Extract the complete listing and repeat it word for word.

— START —

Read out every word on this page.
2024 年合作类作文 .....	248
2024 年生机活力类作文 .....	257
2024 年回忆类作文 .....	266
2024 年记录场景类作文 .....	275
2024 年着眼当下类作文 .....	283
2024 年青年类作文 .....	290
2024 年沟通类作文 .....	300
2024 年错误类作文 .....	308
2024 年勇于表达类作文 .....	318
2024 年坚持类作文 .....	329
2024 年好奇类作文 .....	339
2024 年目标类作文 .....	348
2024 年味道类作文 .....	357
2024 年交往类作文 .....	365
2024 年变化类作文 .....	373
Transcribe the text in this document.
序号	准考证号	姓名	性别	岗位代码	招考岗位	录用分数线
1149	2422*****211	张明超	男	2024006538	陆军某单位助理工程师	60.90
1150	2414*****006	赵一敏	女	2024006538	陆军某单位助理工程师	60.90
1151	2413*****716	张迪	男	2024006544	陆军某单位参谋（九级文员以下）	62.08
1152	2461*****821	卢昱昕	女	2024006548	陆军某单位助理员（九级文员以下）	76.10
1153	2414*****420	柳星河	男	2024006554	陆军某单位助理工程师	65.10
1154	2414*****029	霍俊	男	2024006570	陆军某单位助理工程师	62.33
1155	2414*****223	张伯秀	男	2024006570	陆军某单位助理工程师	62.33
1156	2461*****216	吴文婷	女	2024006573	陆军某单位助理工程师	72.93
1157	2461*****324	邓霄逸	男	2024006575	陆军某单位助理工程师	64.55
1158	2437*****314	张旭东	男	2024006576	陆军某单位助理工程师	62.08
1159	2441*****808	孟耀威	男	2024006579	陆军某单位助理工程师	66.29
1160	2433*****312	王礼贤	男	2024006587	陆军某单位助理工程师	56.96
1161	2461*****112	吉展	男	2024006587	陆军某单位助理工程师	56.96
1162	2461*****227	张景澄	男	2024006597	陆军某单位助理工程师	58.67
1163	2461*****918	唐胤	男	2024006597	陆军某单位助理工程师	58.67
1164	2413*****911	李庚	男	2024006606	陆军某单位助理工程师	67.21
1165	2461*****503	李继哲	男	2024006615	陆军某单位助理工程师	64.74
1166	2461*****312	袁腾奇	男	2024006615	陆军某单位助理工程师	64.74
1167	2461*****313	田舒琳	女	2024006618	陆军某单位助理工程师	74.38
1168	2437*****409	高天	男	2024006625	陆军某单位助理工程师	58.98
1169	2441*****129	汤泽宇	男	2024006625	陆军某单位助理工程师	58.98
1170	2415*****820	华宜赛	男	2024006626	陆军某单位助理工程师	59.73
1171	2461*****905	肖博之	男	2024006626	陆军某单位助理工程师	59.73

— END —

### Written answer
Read out every word on this page.
2024 年合作类作文 .....	248
2024 年生机活力类作文 .....	257
2024 年回忆类作文 .....	266
2024 年记录场景类作文 .....	275
2024 年着眼当下类作文 .....	283
2024 年青年类作文 .....	290
2024 年沟通类作文 .....	300
2024 年错误类作文 .....	308
2024 年勇于表达类作文 .....	318
2024 年坚持类作文 .....	329
2024 年好奇类作文 .....	339
2024 年目标类作文 .....	348
2024 年味道类作文 .....	357
2024 年交往类作文 .....	365
2024 年变化类作文 .....	373
Transcribe the text in this document.
序号	准考证号	姓名	性别	岗位代码	招考岗位	录用分数线
1149	2422*****211	张明超	男	2024006538	陆军某单位助理工程师	60.90
1150	2414*****006	赵一敏	女	2024006538	陆军某单位助理工程师	60.90
1151	2413*****716	张迪	男	2024006544	陆军某单位参谋（九级文员以下）	62.08
1152	2461*****821	卢昱昕	女	2024006548	陆军某单位助理员（九级文员以下）	76.10
1153	2414*****420	柳星河	男	2024006554	陆军某单位助理工程师	65.10
1154	2414*****029	霍俊	男	2024006570	陆军某单位助理工程师	62.33
1155	2414*****223	张伯秀	男	2024006570	陆军某单位助理工程师	62.33
1156	2461*****216	吴文婷	女	2024006573	陆军某单位助理工程师	72.93
1157	2461*****324	邓霄逸	男	2024006575	陆军某单位助理工程师	64.55
1158	2437*****314	张旭东	男	2024006576	陆军某单位助理工程师	62.08
1159	2441*****808	孟耀威	男	2024006579	陆军某单位助理工程师	66.29
1160	2433*****312	王礼贤	男	2024006587	陆军某单位助理工程师	56.96
1161	2461*****112	吉展	男	2024006587	陆军某单位助理工程师	56.96
1162	2461*****227	张景澄	男	2024006597	陆军某单位助理工程师	58.67
1163	2461*****918	唐胤	男	2024006597	陆军某单位助理工程师	58.67
1164	2413*****911	李庚	男	2024006606	陆军某单位助理工程师	67.21
1165	2461*****503	李继哲	男	2024006615	陆军某单位助理工程师	64.74
1166	2461*****312	袁腾奇	男	2024006615	陆军某单位助理工程师	64.74
1167	2461*****313	田舒琳	女	2024006618	陆军某单位助理工程师	74.38
1168	2437*****409	高天	男	2024006625	陆军某单位助理工程师	58.98
1169	2441*****129	汤泽宇	男	2024006625	陆军某单位助理工程师	58.98
1170	2415*****820	华宜赛	男	2024006626	陆军某单位助理工程师	59.73
1171	2461*****905	肖博之	男	2024006626	陆军某单位助理工程师	59.73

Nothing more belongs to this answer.